- WRITTEN TASK -
Locate the string "多倍体的概念" throughout the material and copy every line in which it occurs.

++++

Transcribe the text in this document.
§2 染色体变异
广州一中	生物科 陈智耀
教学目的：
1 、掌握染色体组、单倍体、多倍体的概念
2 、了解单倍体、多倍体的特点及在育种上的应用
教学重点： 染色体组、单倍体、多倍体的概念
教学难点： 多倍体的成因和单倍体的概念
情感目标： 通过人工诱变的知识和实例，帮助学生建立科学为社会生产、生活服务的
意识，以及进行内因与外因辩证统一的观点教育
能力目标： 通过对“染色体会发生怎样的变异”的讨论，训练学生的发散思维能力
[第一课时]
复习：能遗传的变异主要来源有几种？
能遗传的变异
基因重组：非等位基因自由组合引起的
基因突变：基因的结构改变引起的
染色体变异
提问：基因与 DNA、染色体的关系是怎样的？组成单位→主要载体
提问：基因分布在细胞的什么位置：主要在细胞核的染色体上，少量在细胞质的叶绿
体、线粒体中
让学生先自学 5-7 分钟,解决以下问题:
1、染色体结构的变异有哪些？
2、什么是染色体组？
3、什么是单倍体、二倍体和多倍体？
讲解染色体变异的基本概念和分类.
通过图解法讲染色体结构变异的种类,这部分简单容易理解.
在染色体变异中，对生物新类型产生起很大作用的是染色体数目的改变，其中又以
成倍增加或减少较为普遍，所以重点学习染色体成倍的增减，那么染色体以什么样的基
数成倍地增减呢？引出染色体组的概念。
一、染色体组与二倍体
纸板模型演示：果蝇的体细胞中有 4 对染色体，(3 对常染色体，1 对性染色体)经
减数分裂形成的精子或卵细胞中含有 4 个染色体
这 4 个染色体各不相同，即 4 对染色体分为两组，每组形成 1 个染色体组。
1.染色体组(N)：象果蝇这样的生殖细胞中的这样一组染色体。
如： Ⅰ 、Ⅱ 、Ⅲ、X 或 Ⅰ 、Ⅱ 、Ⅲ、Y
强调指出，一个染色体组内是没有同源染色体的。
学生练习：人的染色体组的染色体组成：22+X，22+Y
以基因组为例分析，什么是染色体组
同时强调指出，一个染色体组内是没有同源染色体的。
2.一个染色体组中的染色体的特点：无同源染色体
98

++++

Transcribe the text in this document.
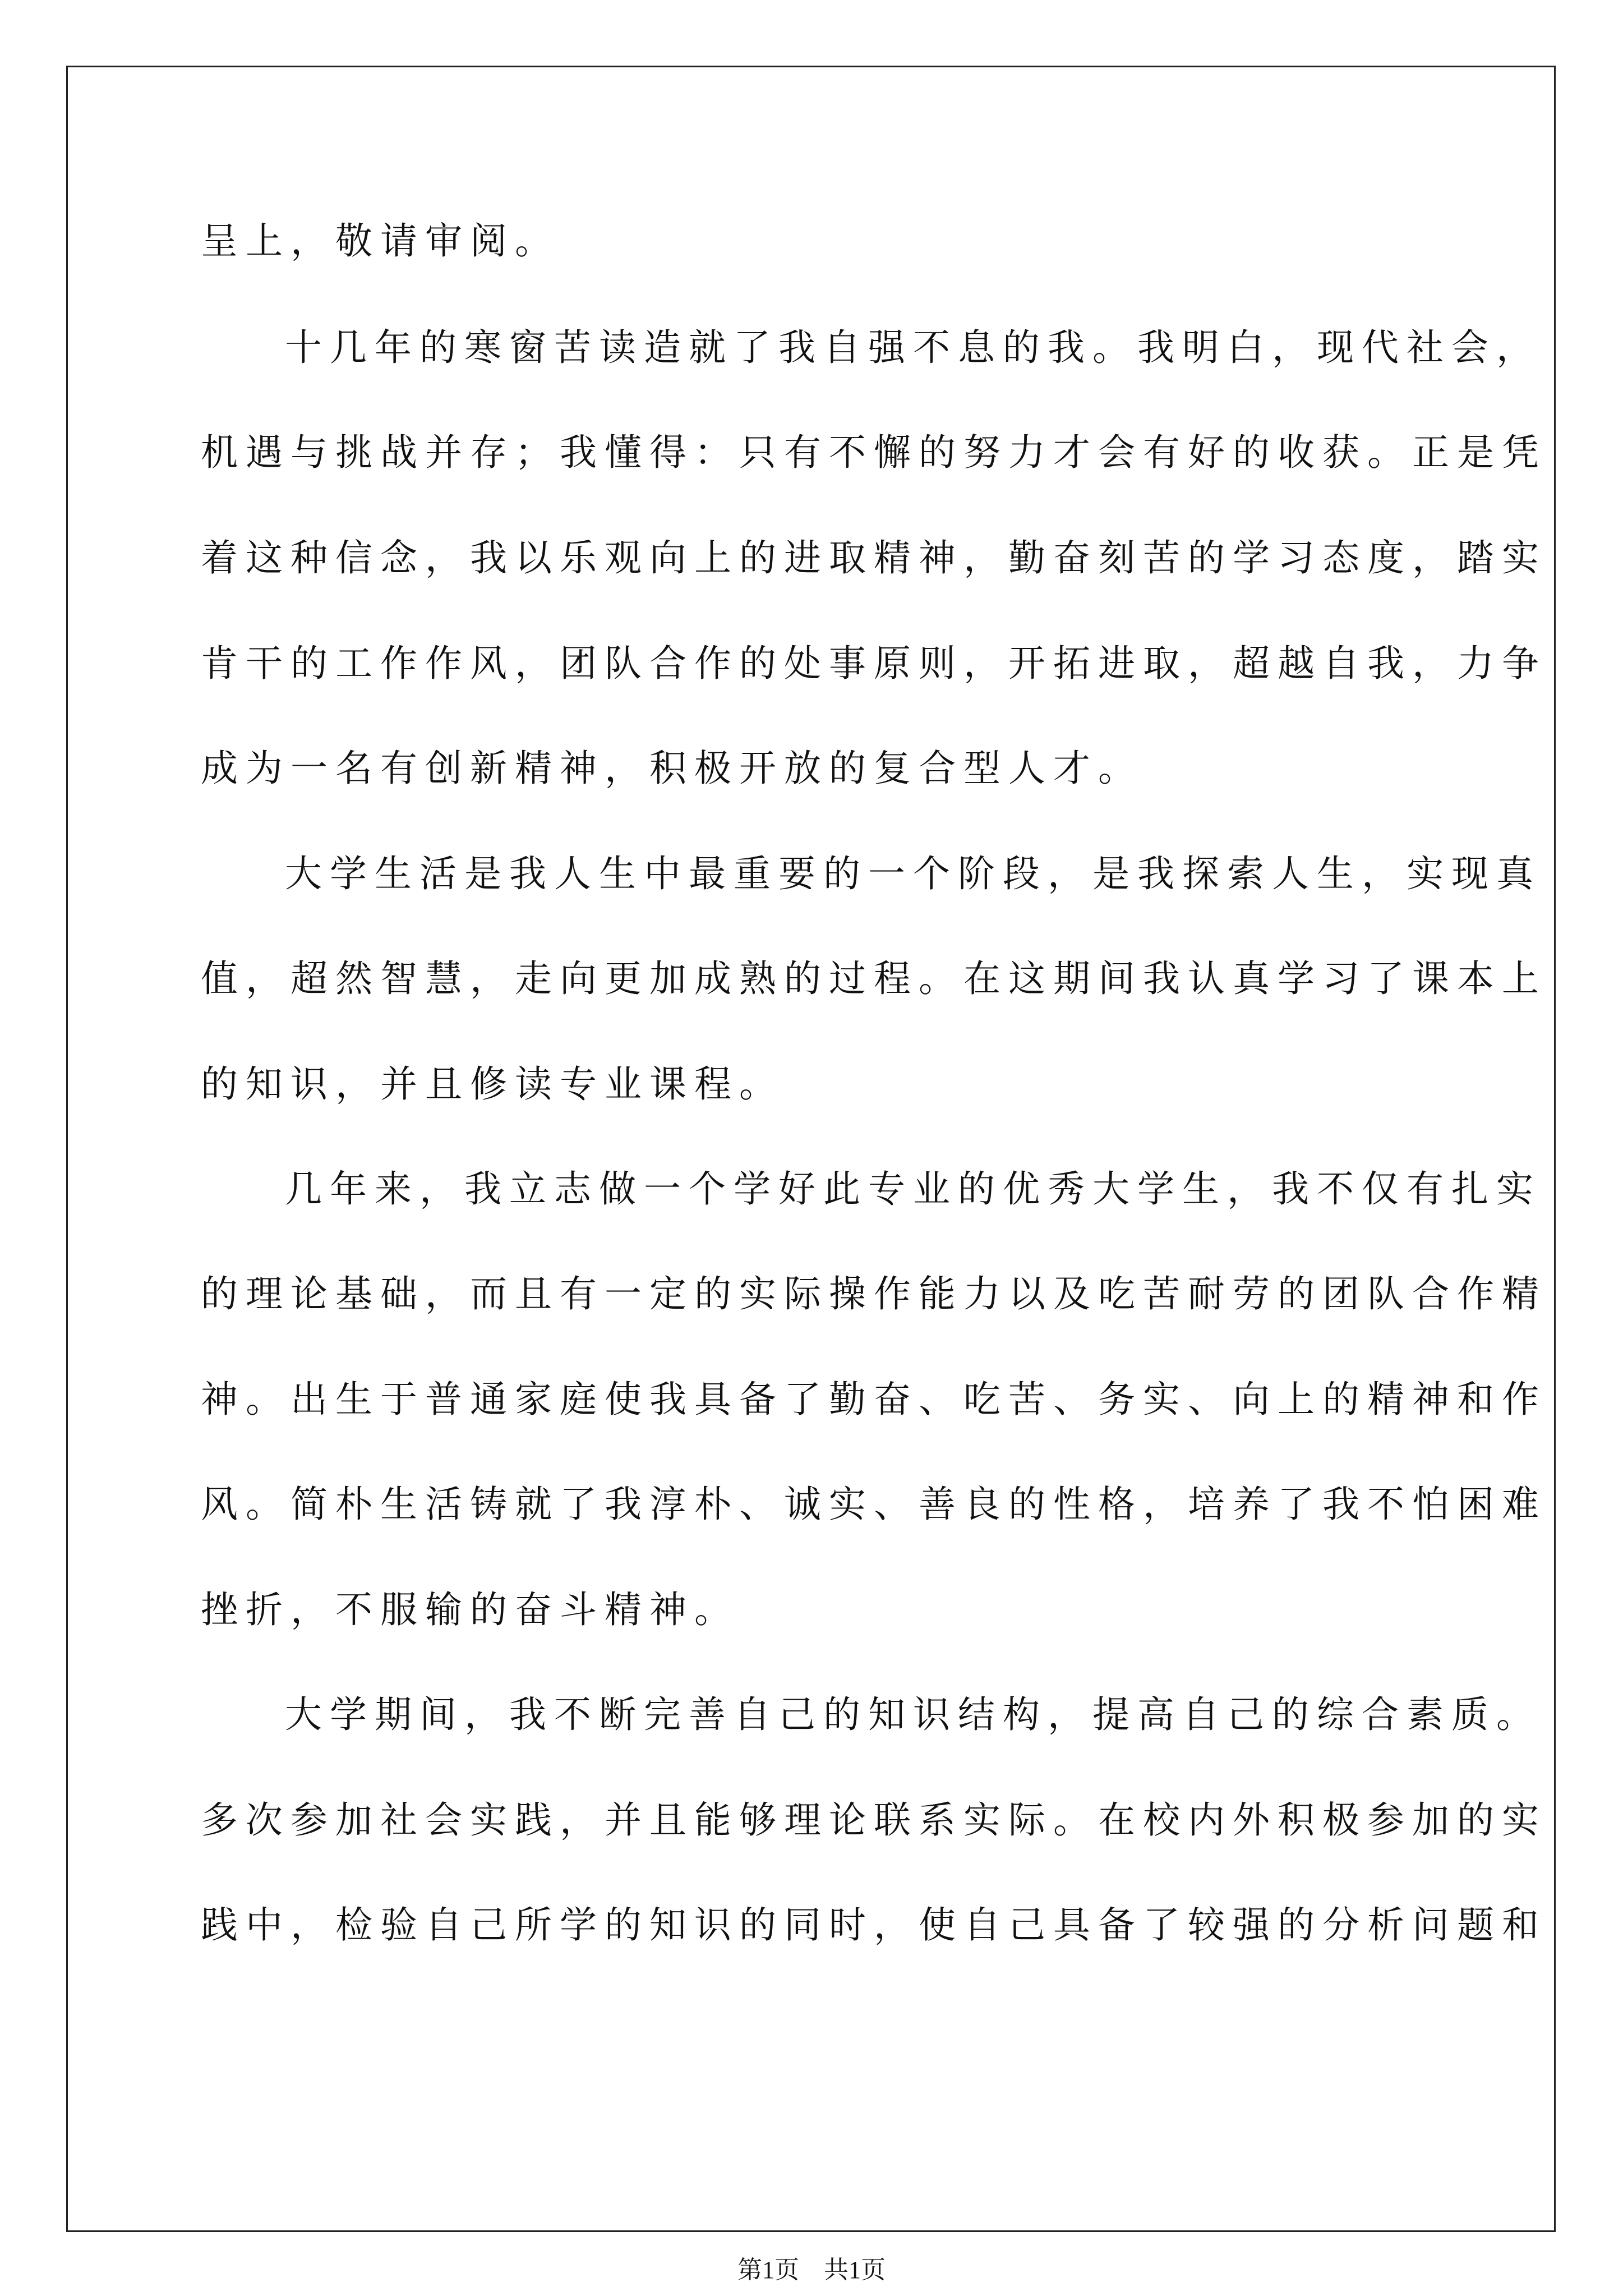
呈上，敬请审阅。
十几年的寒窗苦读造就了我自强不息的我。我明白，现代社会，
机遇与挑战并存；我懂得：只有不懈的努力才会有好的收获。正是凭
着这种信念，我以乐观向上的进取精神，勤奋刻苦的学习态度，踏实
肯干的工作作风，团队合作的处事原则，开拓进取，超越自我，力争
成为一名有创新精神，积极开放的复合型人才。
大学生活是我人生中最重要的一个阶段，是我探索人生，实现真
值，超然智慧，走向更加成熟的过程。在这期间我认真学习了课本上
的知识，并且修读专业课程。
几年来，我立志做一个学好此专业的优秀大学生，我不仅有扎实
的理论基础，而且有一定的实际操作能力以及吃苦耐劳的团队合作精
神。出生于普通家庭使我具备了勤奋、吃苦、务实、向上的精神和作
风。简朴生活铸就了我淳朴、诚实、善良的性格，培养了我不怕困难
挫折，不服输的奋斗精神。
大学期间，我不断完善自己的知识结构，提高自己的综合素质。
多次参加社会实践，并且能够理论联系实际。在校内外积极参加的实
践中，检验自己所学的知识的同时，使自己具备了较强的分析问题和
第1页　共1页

++++

- RESULT FOR THIS TASK -
1 、掌握染色体组、单倍体、多倍体的概念
教学重点： 染色体组、单倍体、多倍体的概念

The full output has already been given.